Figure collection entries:
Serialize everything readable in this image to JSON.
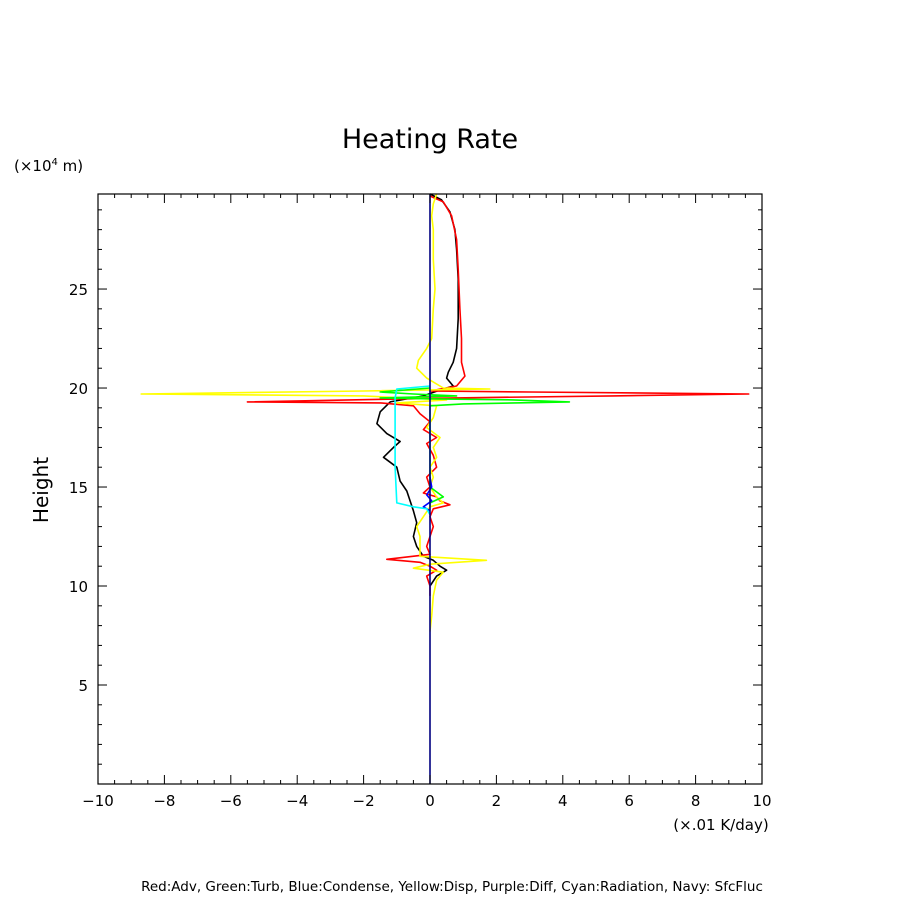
{
  "chart_data": {
    "type": "line",
    "title": "Heating Rate",
    "ylabel": "Height",
    "y_unit_base": "(×10",
    "y_unit_exp": "4",
    "y_unit_suffix": " m)",
    "x_unit": "(×.01 K/day)",
    "footer": "Red:Adv, Green:Turb, Blue:Condense, Yellow:Disp, Purple:Diff, Cyan:Radiation, Navy: SfcFluc",
    "xlim": [
      -10,
      10
    ],
    "ylim": [
      0,
      29.8
    ],
    "x_ticks": [
      -10,
      -8,
      -6,
      -4,
      -2,
      0,
      2,
      4,
      6,
      8,
      10
    ],
    "x_tick_labels": [
      "−10",
      "−8",
      "−6",
      "−4",
      "−2",
      "0",
      "2",
      "4",
      "6",
      "8",
      "10"
    ],
    "y_ticks": [
      5,
      10,
      15,
      20,
      25
    ],
    "y_tick_labels": [
      "5",
      "10",
      "15",
      "20",
      "25"
    ],
    "grid": false,
    "series": [
      {
        "color": "#000000",
        "points": [
          [
            0,
            29.8
          ],
          [
            0.35,
            29.5
          ],
          [
            0.6,
            28.9
          ],
          [
            0.75,
            28
          ],
          [
            0.8,
            27
          ],
          [
            0.85,
            25.5
          ],
          [
            0.85,
            23.5
          ],
          [
            0.8,
            22
          ],
          [
            0.7,
            21.3
          ],
          [
            0.55,
            20.8
          ],
          [
            0.5,
            20.5
          ],
          [
            0.7,
            20.1
          ],
          [
            0.3,
            19.9
          ],
          [
            -0.2,
            19.6
          ],
          [
            -1.2,
            19.3
          ],
          [
            -1.5,
            18.8
          ],
          [
            -1.6,
            18.2
          ],
          [
            -1.3,
            17.7
          ],
          [
            -0.9,
            17.3
          ],
          [
            -1.1,
            17
          ],
          [
            -1.4,
            16.5
          ],
          [
            -1,
            16
          ],
          [
            -0.9,
            15.3
          ],
          [
            -0.7,
            14.8
          ],
          [
            -0.6,
            14.3
          ],
          [
            -0.5,
            13.8
          ],
          [
            -0.4,
            13.2
          ],
          [
            -0.5,
            12.5
          ],
          [
            -0.4,
            12
          ],
          [
            -0.2,
            11.5
          ],
          [
            0.1,
            11.3
          ],
          [
            0.3,
            11.0
          ],
          [
            0.5,
            10.8
          ],
          [
            0.2,
            10.5
          ],
          [
            0,
            10
          ]
        ]
      },
      {
        "color": "#ff0000",
        "points": [
          [
            0,
            29.7
          ],
          [
            0.4,
            29.4
          ],
          [
            0.65,
            28.7
          ],
          [
            0.8,
            27.5
          ],
          [
            0.85,
            26
          ],
          [
            0.9,
            24
          ],
          [
            0.95,
            22.5
          ],
          [
            0.95,
            21.3
          ],
          [
            1.05,
            20.6
          ],
          [
            0.8,
            20.1
          ],
          [
            0,
            19.85
          ],
          [
            3,
            19.8
          ],
          [
            9.6,
            19.7
          ],
          [
            5.5,
            19.6
          ],
          [
            0.8,
            19.5
          ],
          [
            -5.5,
            19.3
          ],
          [
            -1.5,
            19.25
          ],
          [
            -0.5,
            19.1
          ],
          [
            -0.3,
            18.7
          ],
          [
            0,
            18.3
          ],
          [
            -0.2,
            17.9
          ],
          [
            0.2,
            17.5
          ],
          [
            -0.1,
            17.2
          ],
          [
            0.1,
            16.6
          ],
          [
            0.2,
            16
          ],
          [
            -0.1,
            15.5
          ],
          [
            0,
            15.0
          ],
          [
            -0.2,
            14.7
          ],
          [
            0.2,
            14.5
          ],
          [
            0.3,
            14.3
          ],
          [
            0.6,
            14.1
          ],
          [
            0.1,
            13.9
          ],
          [
            0,
            13.5
          ],
          [
            0.1,
            13
          ],
          [
            0,
            12.5
          ],
          [
            -0.1,
            12
          ],
          [
            0,
            11.6
          ],
          [
            -1.3,
            11.35
          ],
          [
            -0.3,
            11.2
          ],
          [
            0,
            11
          ],
          [
            0.2,
            10.8
          ],
          [
            -0.1,
            10.5
          ],
          [
            0,
            10
          ],
          [
            0,
            9.5
          ]
        ]
      },
      {
        "color": "#ffff00",
        "points": [
          [
            0.2,
            29.8
          ],
          [
            0.1,
            29.3
          ],
          [
            0.05,
            28.7
          ],
          [
            0.1,
            28
          ],
          [
            0.1,
            26.5
          ],
          [
            0.15,
            25
          ],
          [
            0.1,
            24
          ],
          [
            0.05,
            22.5
          ],
          [
            -0.1,
            22
          ],
          [
            -0.35,
            21.4
          ],
          [
            -0.4,
            21
          ],
          [
            -0.1,
            20.5
          ],
          [
            0.4,
            20
          ],
          [
            1.8,
            19.95
          ],
          [
            -2.0,
            19.85
          ],
          [
            -8.7,
            19.7
          ],
          [
            -2,
            19.6
          ],
          [
            0.5,
            19.4
          ],
          [
            -1.0,
            19.25
          ],
          [
            0.2,
            19.1
          ],
          [
            0.1,
            18.5
          ],
          [
            -0.1,
            18
          ],
          [
            0.3,
            17.5
          ],
          [
            0.1,
            17
          ],
          [
            0.2,
            16.5
          ],
          [
            0,
            16
          ],
          [
            0.1,
            15.5
          ],
          [
            0,
            15
          ],
          [
            0.2,
            14.5
          ],
          [
            0.4,
            14.2
          ],
          [
            0,
            14
          ],
          [
            -0.2,
            13.5
          ],
          [
            -0.4,
            13
          ],
          [
            -0.3,
            12.5
          ],
          [
            -0.3,
            12
          ],
          [
            -0.3,
            11.5
          ],
          [
            1.7,
            11.3
          ],
          [
            0,
            11.1
          ],
          [
            -0.5,
            10.9
          ],
          [
            0.4,
            10.7
          ],
          [
            0.2,
            10.3
          ],
          [
            0.1,
            9.5
          ],
          [
            0.05,
            8.5
          ],
          [
            0,
            7.7
          ]
        ]
      },
      {
        "color": "#00ff00",
        "points": [
          [
            0,
            20
          ],
          [
            -1.5,
            19.8
          ],
          [
            -0.5,
            19.7
          ],
          [
            0.8,
            19.6
          ],
          [
            -1.5,
            19.5
          ],
          [
            0.2,
            19.45
          ],
          [
            2.5,
            19.4
          ],
          [
            4.2,
            19.3
          ],
          [
            1,
            19.2
          ],
          [
            0,
            19.1
          ],
          [
            0,
            15
          ],
          [
            0.4,
            14.5
          ],
          [
            0,
            14.2
          ],
          [
            0,
            14
          ]
        ]
      },
      {
        "color": "#0000ff",
        "points": [
          [
            0,
            15.5
          ],
          [
            0.05,
            15
          ],
          [
            -0.1,
            14.6
          ],
          [
            0.05,
            14.3
          ],
          [
            -0.2,
            14.0
          ],
          [
            0,
            13.8
          ]
        ]
      },
      {
        "color": "#00ffff",
        "points": [
          [
            0,
            20.1
          ],
          [
            -1.0,
            19.95
          ],
          [
            -1.05,
            19.5
          ],
          [
            -1.05,
            18
          ],
          [
            -1.05,
            16
          ],
          [
            -1.0,
            14.2
          ],
          [
            -0.5,
            14
          ],
          [
            -0.1,
            13.9
          ],
          [
            0,
            13.6
          ]
        ]
      },
      {
        "color": "#000080",
        "points": [
          [
            0,
            0
          ],
          [
            0,
            29.8
          ]
        ]
      }
    ]
  }
}
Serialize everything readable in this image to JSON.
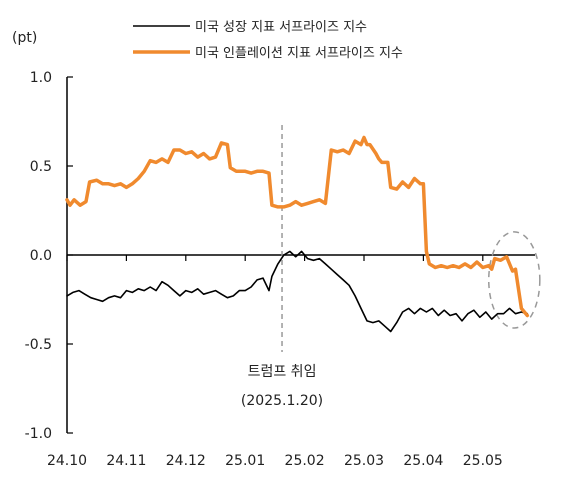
{
  "chart_data": {
    "type": "line",
    "unit_label": "(pt)",
    "ylim": [
      -1.0,
      1.0
    ],
    "yticks": [
      {
        "value": 1.0,
        "label": "1.0"
      },
      {
        "value": 0.5,
        "label": "0.5"
      },
      {
        "value": 0.0,
        "label": "0.0"
      },
      {
        "value": -0.5,
        "label": "-0.5"
      },
      {
        "value": -1.0,
        "label": "-1.0"
      }
    ],
    "xlim": [
      0,
      7.85
    ],
    "xticks": [
      {
        "value": 0,
        "label": "24.10"
      },
      {
        "value": 1,
        "label": "24.11"
      },
      {
        "value": 2,
        "label": "24.12"
      },
      {
        "value": 3,
        "label": "25.01"
      },
      {
        "value": 4,
        "label": "25.02"
      },
      {
        "value": 5,
        "label": "25.03"
      },
      {
        "value": 6,
        "label": "25.04"
      },
      {
        "value": 7,
        "label": "25.05"
      }
    ],
    "legend_position": "top",
    "series": [
      {
        "name": "미국 성장 지표 서프라이즈 지수",
        "color": "#000000",
        "points": [
          [
            0.0,
            -0.23
          ],
          [
            0.1,
            -0.21
          ],
          [
            0.2,
            -0.2
          ],
          [
            0.3,
            -0.22
          ],
          [
            0.4,
            -0.24
          ],
          [
            0.5,
            -0.25
          ],
          [
            0.6,
            -0.26
          ],
          [
            0.7,
            -0.24
          ],
          [
            0.8,
            -0.23
          ],
          [
            0.9,
            -0.24
          ],
          [
            1.0,
            -0.2
          ],
          [
            1.1,
            -0.21
          ],
          [
            1.2,
            -0.19
          ],
          [
            1.3,
            -0.2
          ],
          [
            1.4,
            -0.18
          ],
          [
            1.5,
            -0.2
          ],
          [
            1.6,
            -0.15
          ],
          [
            1.7,
            -0.17
          ],
          [
            1.8,
            -0.2
          ],
          [
            1.9,
            -0.23
          ],
          [
            2.0,
            -0.2
          ],
          [
            2.1,
            -0.21
          ],
          [
            2.2,
            -0.19
          ],
          [
            2.3,
            -0.22
          ],
          [
            2.4,
            -0.21
          ],
          [
            2.5,
            -0.2
          ],
          [
            2.6,
            -0.22
          ],
          [
            2.7,
            -0.24
          ],
          [
            2.8,
            -0.23
          ],
          [
            2.9,
            -0.2
          ],
          [
            3.0,
            -0.2
          ],
          [
            3.1,
            -0.18
          ],
          [
            3.2,
            -0.14
          ],
          [
            3.3,
            -0.13
          ],
          [
            3.4,
            -0.2
          ],
          [
            3.45,
            -0.12
          ],
          [
            3.55,
            -0.05
          ],
          [
            3.65,
            0.0
          ],
          [
            3.75,
            0.02
          ],
          [
            3.85,
            -0.01
          ],
          [
            3.95,
            0.02
          ],
          [
            4.05,
            -0.02
          ],
          [
            4.15,
            -0.03
          ],
          [
            4.25,
            -0.02
          ],
          [
            4.35,
            -0.05
          ],
          [
            4.45,
            -0.08
          ],
          [
            4.55,
            -0.11
          ],
          [
            4.65,
            -0.14
          ],
          [
            4.75,
            -0.17
          ],
          [
            4.85,
            -0.23
          ],
          [
            4.95,
            -0.3
          ],
          [
            5.05,
            -0.37
          ],
          [
            5.15,
            -0.38
          ],
          [
            5.25,
            -0.37
          ],
          [
            5.35,
            -0.4
          ],
          [
            5.45,
            -0.43
          ],
          [
            5.55,
            -0.38
          ],
          [
            5.65,
            -0.32
          ],
          [
            5.75,
            -0.3
          ],
          [
            5.85,
            -0.33
          ],
          [
            5.95,
            -0.3
          ],
          [
            6.05,
            -0.32
          ],
          [
            6.15,
            -0.3
          ],
          [
            6.25,
            -0.34
          ],
          [
            6.35,
            -0.31
          ],
          [
            6.45,
            -0.34
          ],
          [
            6.55,
            -0.33
          ],
          [
            6.65,
            -0.37
          ],
          [
            6.75,
            -0.33
          ],
          [
            6.85,
            -0.31
          ],
          [
            6.95,
            -0.35
          ],
          [
            7.05,
            -0.32
          ],
          [
            7.15,
            -0.36
          ],
          [
            7.25,
            -0.33
          ],
          [
            7.35,
            -0.33
          ],
          [
            7.45,
            -0.3
          ],
          [
            7.55,
            -0.33
          ],
          [
            7.65,
            -0.32
          ],
          [
            7.75,
            -0.33
          ]
        ]
      },
      {
        "name": "미국 인플레이션 지표 서프라이즈 지수",
        "color": "#f08a2e",
        "points": [
          [
            0.0,
            0.31
          ],
          [
            0.05,
            0.28
          ],
          [
            0.12,
            0.31
          ],
          [
            0.22,
            0.28
          ],
          [
            0.32,
            0.3
          ],
          [
            0.38,
            0.41
          ],
          [
            0.5,
            0.42
          ],
          [
            0.6,
            0.4
          ],
          [
            0.7,
            0.4
          ],
          [
            0.8,
            0.39
          ],
          [
            0.9,
            0.4
          ],
          [
            1.0,
            0.38
          ],
          [
            1.1,
            0.4
          ],
          [
            1.2,
            0.43
          ],
          [
            1.3,
            0.47
          ],
          [
            1.4,
            0.53
          ],
          [
            1.5,
            0.52
          ],
          [
            1.6,
            0.54
          ],
          [
            1.7,
            0.52
          ],
          [
            1.8,
            0.59
          ],
          [
            1.9,
            0.59
          ],
          [
            2.0,
            0.57
          ],
          [
            2.1,
            0.58
          ],
          [
            2.2,
            0.55
          ],
          [
            2.3,
            0.57
          ],
          [
            2.4,
            0.54
          ],
          [
            2.5,
            0.55
          ],
          [
            2.6,
            0.63
          ],
          [
            2.7,
            0.62
          ],
          [
            2.75,
            0.49
          ],
          [
            2.85,
            0.47
          ],
          [
            3.0,
            0.47
          ],
          [
            3.1,
            0.46
          ],
          [
            3.2,
            0.47
          ],
          [
            3.3,
            0.47
          ],
          [
            3.4,
            0.46
          ],
          [
            3.45,
            0.28
          ],
          [
            3.55,
            0.27
          ],
          [
            3.65,
            0.27
          ],
          [
            3.75,
            0.28
          ],
          [
            3.85,
            0.3
          ],
          [
            3.95,
            0.28
          ],
          [
            4.05,
            0.29
          ],
          [
            4.15,
            0.3
          ],
          [
            4.25,
            0.31
          ],
          [
            4.35,
            0.29
          ],
          [
            4.45,
            0.59
          ],
          [
            4.55,
            0.58
          ],
          [
            4.65,
            0.59
          ],
          [
            4.75,
            0.57
          ],
          [
            4.85,
            0.64
          ],
          [
            4.95,
            0.62
          ],
          [
            5.0,
            0.66
          ],
          [
            5.05,
            0.62
          ],
          [
            5.1,
            0.62
          ],
          [
            5.2,
            0.57
          ],
          [
            5.25,
            0.54
          ],
          [
            5.3,
            0.52
          ],
          [
            5.4,
            0.52
          ],
          [
            5.45,
            0.38
          ],
          [
            5.55,
            0.37
          ],
          [
            5.65,
            0.41
          ],
          [
            5.75,
            0.38
          ],
          [
            5.85,
            0.43
          ],
          [
            5.95,
            0.4
          ],
          [
            6.0,
            0.4
          ],
          [
            6.05,
            0.02
          ],
          [
            6.1,
            -0.05
          ],
          [
            6.2,
            -0.07
          ],
          [
            6.3,
            -0.06
          ],
          [
            6.4,
            -0.07
          ],
          [
            6.5,
            -0.06
          ],
          [
            6.6,
            -0.07
          ],
          [
            6.7,
            -0.05
          ],
          [
            6.8,
            -0.07
          ],
          [
            6.9,
            -0.04
          ],
          [
            7.0,
            -0.07
          ],
          [
            7.1,
            -0.06
          ],
          [
            7.15,
            -0.08
          ],
          [
            7.2,
            -0.02
          ],
          [
            7.3,
            -0.03
          ],
          [
            7.4,
            -0.01
          ],
          [
            7.5,
            -0.09
          ],
          [
            7.55,
            -0.08
          ],
          [
            7.65,
            -0.3
          ],
          [
            7.75,
            -0.34
          ]
        ]
      }
    ],
    "annotations": {
      "vline": {
        "x": 3.62,
        "label": "트럼프 취임",
        "sublabel": "(2025.1.20)"
      },
      "ellipse": {
        "cx": 7.53,
        "cy": -0.14,
        "rx": 0.43,
        "ry": 0.27
      }
    }
  }
}
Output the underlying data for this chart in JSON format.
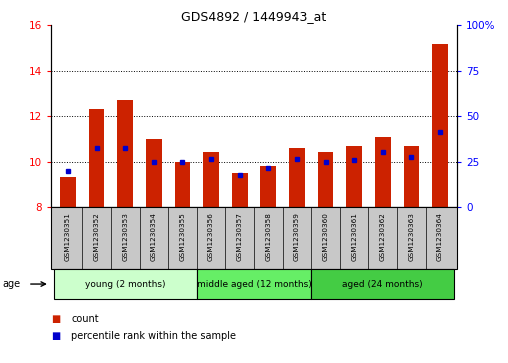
{
  "title": "GDS4892 / 1449943_at",
  "samples": [
    "GSM1230351",
    "GSM1230352",
    "GSM1230353",
    "GSM1230354",
    "GSM1230355",
    "GSM1230356",
    "GSM1230357",
    "GSM1230358",
    "GSM1230359",
    "GSM1230360",
    "GSM1230361",
    "GSM1230362",
    "GSM1230363",
    "GSM1230364"
  ],
  "count_values": [
    9.3,
    12.3,
    12.7,
    11.0,
    10.0,
    10.4,
    9.5,
    9.8,
    10.6,
    10.4,
    10.7,
    11.1,
    10.7,
    15.2
  ],
  "percentile_values": [
    9.6,
    10.6,
    10.6,
    10.0,
    10.0,
    10.1,
    9.4,
    9.7,
    10.1,
    10.0,
    10.05,
    10.4,
    10.2,
    11.3
  ],
  "ylim_left": [
    8,
    16
  ],
  "ylim_right": [
    0,
    100
  ],
  "yticks_left": [
    8,
    10,
    12,
    14,
    16
  ],
  "yticks_right": [
    0,
    25,
    50,
    75,
    100
  ],
  "groups": [
    {
      "label": "young (2 months)",
      "indices": [
        0,
        1,
        2,
        3,
        4
      ],
      "color": "#ccffcc"
    },
    {
      "label": "middle aged (12 months)",
      "indices": [
        5,
        6,
        7,
        8
      ],
      "color": "#66ee66"
    },
    {
      "label": "aged (24 months)",
      "indices": [
        9,
        10,
        11,
        12,
        13
      ],
      "color": "#44cc44"
    }
  ],
  "bar_color": "#cc2200",
  "percentile_color": "#0000cc",
  "bar_width": 0.55,
  "background_color": "#ffffff",
  "tick_area_color": "#c8c8c8",
  "age_label": "age",
  "legend_count": "count",
  "legend_percentile": "percentile rank within the sample",
  "base_value": 8.0,
  "grid_yticks": [
    10,
    12,
    14
  ]
}
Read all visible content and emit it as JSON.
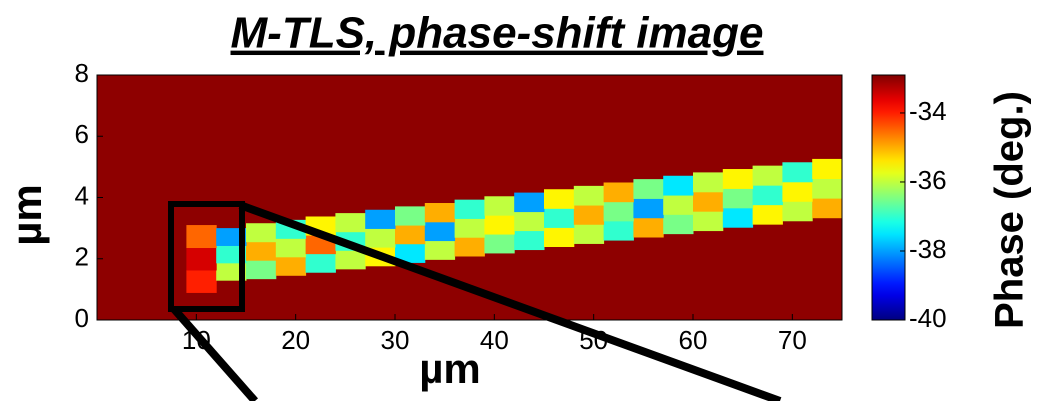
{
  "chart_data": {
    "type": "heatmap",
    "title": "M-TLS, phase-shift image",
    "xlabel": "µm",
    "ylabel": "µm",
    "colorbar_label": "Phase (deg.)",
    "xlim": [
      0,
      75
    ],
    "xticks": [
      10,
      20,
      30,
      40,
      50,
      60,
      70
    ],
    "ylim": [
      0,
      8
    ],
    "yticks": [
      0,
      2,
      4,
      6,
      8
    ],
    "clim": [
      -40,
      -32.9
    ],
    "cticks": [
      -34,
      -36,
      -38,
      -40
    ],
    "colormap": "jet",
    "background": -33,
    "x_edges": [
      9,
      12,
      15,
      18,
      21,
      24,
      27,
      30,
      33,
      36,
      39,
      42,
      45,
      48,
      51,
      54,
      57,
      60,
      63,
      66,
      69,
      72,
      75
    ],
    "y_low": [
      0.9,
      1.3,
      1.35,
      1.46,
      1.56,
      1.67,
      1.77,
      1.88,
      1.98,
      2.09,
      2.19,
      2.3,
      2.4,
      2.5,
      2.61,
      2.71,
      2.82,
      2.92,
      3.03,
      3.13,
      3.24,
      3.34
    ],
    "y_high": [
      3.1,
      3.0,
      3.16,
      3.27,
      3.38,
      3.49,
      3.6,
      3.71,
      3.82,
      3.93,
      4.04,
      4.16,
      4.27,
      4.38,
      4.49,
      4.6,
      4.71,
      4.82,
      4.93,
      5.04,
      5.15,
      5.26
    ],
    "z": [
      [
        -34,
        -36,
        -36.5,
        -35,
        -37,
        -36,
        -35.5,
        -37.5,
        -36,
        -35,
        -36.5,
        -37,
        -35.5,
        -36,
        -37,
        -35,
        -36.5,
        -36,
        -37.5,
        -35.5,
        -36,
        -35
      ],
      [
        -33.5,
        -37,
        -35,
        -36,
        -34.5,
        -37,
        -36,
        -35,
        -38,
        -36,
        -35.5,
        -36,
        -37,
        -35,
        -36.5,
        -38,
        -36,
        -35,
        -36.5,
        -37,
        -35.5,
        -36
      ],
      [
        -34.5,
        -38,
        -36,
        -37,
        -35.5,
        -36,
        -38,
        -36.5,
        -35,
        -37,
        -36,
        -38,
        -35.5,
        -36,
        -35,
        -36.5,
        -37.5,
        -36,
        -35.5,
        -36,
        -37,
        -35.5
      ]
    ]
  }
}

PROBLEM:
Working from the entries above, return all lines that contain "aged".

FINAL RESULT:
      "label": "middle aged (12 months)",
      "label": "aged (24 months)",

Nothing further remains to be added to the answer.